## Task objective
Each entry needs to appear again, retyped exactly as it is below.

Exercise data START

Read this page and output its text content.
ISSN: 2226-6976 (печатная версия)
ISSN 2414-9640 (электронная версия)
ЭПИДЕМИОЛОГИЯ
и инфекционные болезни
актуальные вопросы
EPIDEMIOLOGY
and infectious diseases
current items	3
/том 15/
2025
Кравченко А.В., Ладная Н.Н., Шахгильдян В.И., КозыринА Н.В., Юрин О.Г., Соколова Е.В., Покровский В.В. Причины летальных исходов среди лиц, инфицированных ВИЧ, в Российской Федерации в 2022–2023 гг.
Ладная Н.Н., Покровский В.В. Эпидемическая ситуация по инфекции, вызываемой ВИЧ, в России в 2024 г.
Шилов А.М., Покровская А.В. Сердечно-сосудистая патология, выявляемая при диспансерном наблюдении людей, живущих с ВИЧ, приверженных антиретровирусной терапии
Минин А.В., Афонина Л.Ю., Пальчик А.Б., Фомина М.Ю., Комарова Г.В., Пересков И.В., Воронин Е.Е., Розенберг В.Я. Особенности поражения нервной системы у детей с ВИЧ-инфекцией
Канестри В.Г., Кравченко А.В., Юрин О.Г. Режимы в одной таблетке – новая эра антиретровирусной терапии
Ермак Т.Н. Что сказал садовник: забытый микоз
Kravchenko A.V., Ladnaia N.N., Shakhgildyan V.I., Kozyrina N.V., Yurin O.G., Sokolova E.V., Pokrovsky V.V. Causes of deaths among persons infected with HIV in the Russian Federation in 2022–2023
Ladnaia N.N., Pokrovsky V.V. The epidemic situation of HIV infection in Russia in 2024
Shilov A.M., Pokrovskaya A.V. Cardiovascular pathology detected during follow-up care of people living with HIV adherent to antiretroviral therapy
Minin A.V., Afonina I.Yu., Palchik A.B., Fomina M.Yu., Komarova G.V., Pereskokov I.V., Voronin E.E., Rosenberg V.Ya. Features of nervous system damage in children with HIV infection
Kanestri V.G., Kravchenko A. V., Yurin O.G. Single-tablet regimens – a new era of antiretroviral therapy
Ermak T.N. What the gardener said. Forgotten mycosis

Exercise data END

## Written solution
Read this page and output its text content.
ISSN: 2226-6976 (печатная версия)
ISSN 2414-9640 (электронная версия)
ЭПИДЕМИОЛОГИЯ
и инфекционные болезни
актуальные вопросы
EPIDEMIOLOGY
and infectious diseases
current items	3
/том 15/
2025
Кравченко А.В., Ладная Н.Н., Шахгильдян В.И., КозыринА Н.В., Юрин О.Г., Соколова Е.В., Покровский В.В. Причины летальных исходов среди лиц, инфицированных ВИЧ, в Российской Федерации в 2022–2023 гг.
Ладная Н.Н., Покровский В.В. Эпидемическая ситуация по инфекции, вызываемой ВИЧ, в России в 2024 г.
Шилов А.М., Покровская А.В. Сердечно-сосудистая патология, выявляемая при диспансерном наблюдении людей, живущих с ВИЧ, приверженных антиретровирусной терапии
Минин А.В., Афонина Л.Ю., Пальчик А.Б., Фомина М.Ю., Комарова Г.В., Пересков И.В., Воронин Е.Е., Розенберг В.Я. Особенности поражения нервной системы у детей с ВИЧ-инфекцией
Канестри В.Г., Кравченко А.В., Юрин О.Г. Режимы в одной таблетке – новая эра антиретровирусной терапии
Ермак Т.Н. Что сказал садовник: забытый микоз
Kravchenko A.V., Ladnaia N.N., Shakhgildyan V.I., Kozyrina N.V., Yurin O.G., Sokolova E.V., Pokrovsky V.V. Causes of deaths among persons infected with HIV in the Russian Federation in 2022–2023
Ladnaia N.N., Pokrovsky V.V. The epidemic situation of HIV infection in Russia in 2024
Shilov A.M., Pokrovskaya A.V. Cardiovascular pathology detected during follow-up care of people living with HIV adherent to antiretroviral therapy
Minin A.V., Afonina I.Yu., Palchik A.B., Fomina M.Yu., Komarova G.V., Pereskokov I.V., Voronin E.E., Rosenberg V.Ya. Features of nervous system damage in children with HIV infection
Kanestri V.G., Kravchenko A. V., Yurin O.G. Single-tablet regimens – a new era of antiretroviral therapy
Ermak T.N. What the gardener said. Forgotten mycosis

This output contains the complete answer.